%%

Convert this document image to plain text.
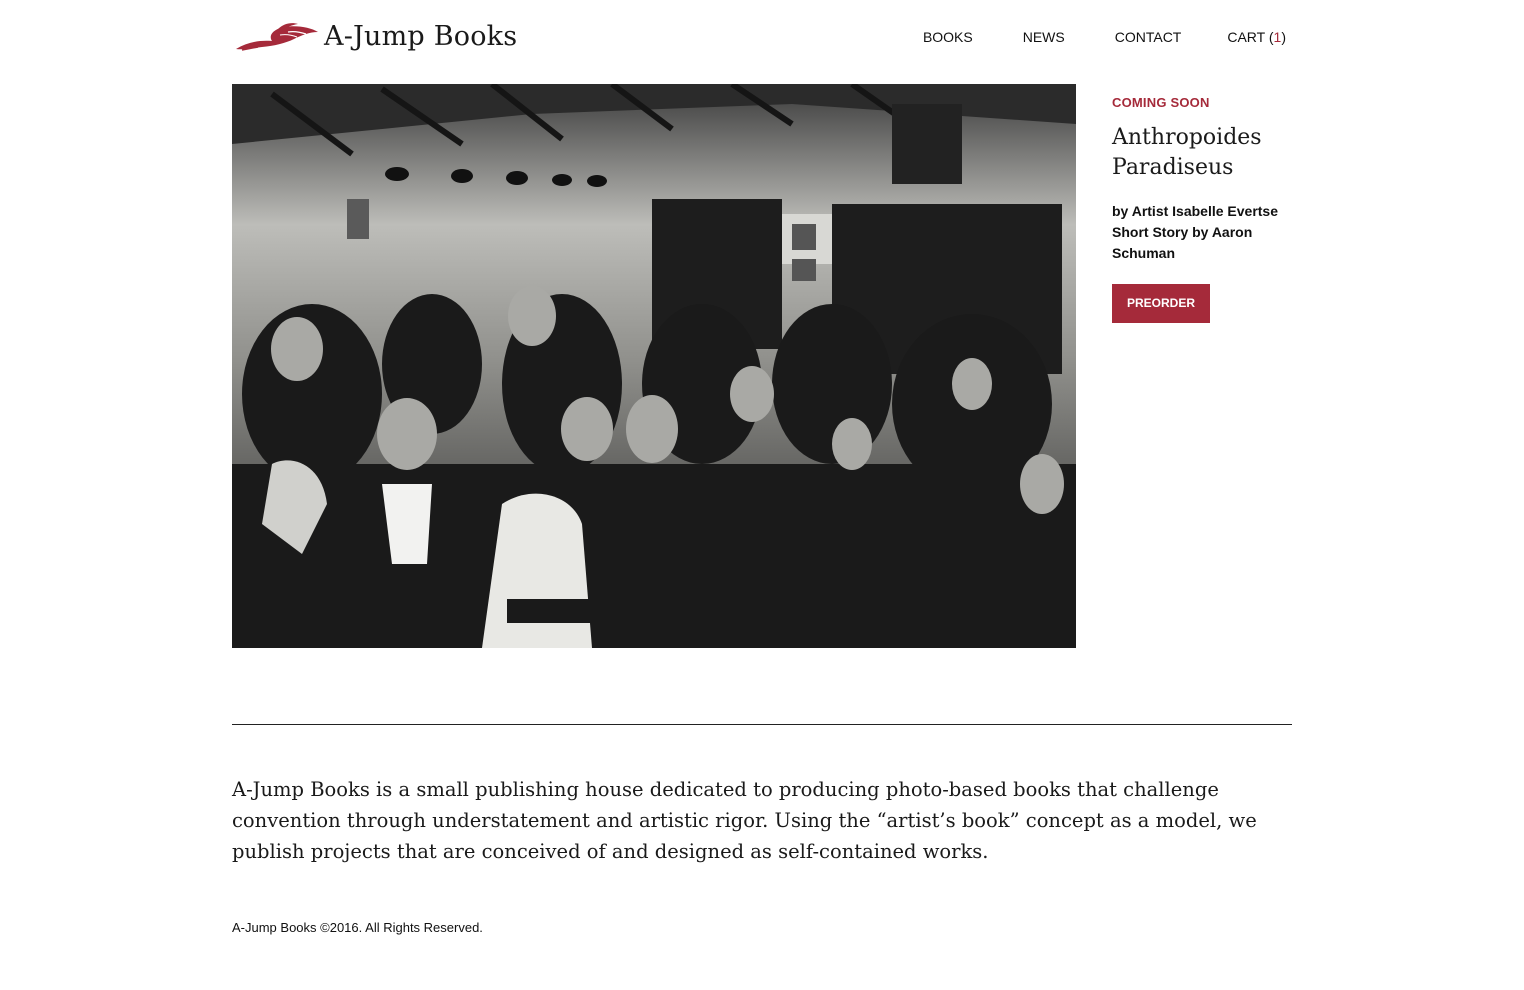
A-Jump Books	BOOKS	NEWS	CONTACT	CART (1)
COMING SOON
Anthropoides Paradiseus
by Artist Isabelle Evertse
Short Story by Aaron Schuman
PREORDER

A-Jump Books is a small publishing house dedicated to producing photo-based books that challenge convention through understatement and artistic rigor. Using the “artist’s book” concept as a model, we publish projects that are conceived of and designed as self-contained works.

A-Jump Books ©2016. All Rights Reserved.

%%

### Written task
Give all the lines above again, character for character, without pictures.

### Reply to the task
Convert this document image to plain text.
A-Jump Books	BOOKS	NEWS	CONTACT	CART (1)
COMING SOON
Anthropoides Paradiseus
by Artist Isabelle Evertse
Short Story by Aaron Schuman
PREORDER

A-Jump Books is a small publishing house dedicated to producing photo-based books that challenge convention through understatement and artistic rigor. Using the “artist’s book” concept as a model, we publish projects that are conceived of and designed as self-contained works.

A-Jump Books ©2016. All Rights Reserved.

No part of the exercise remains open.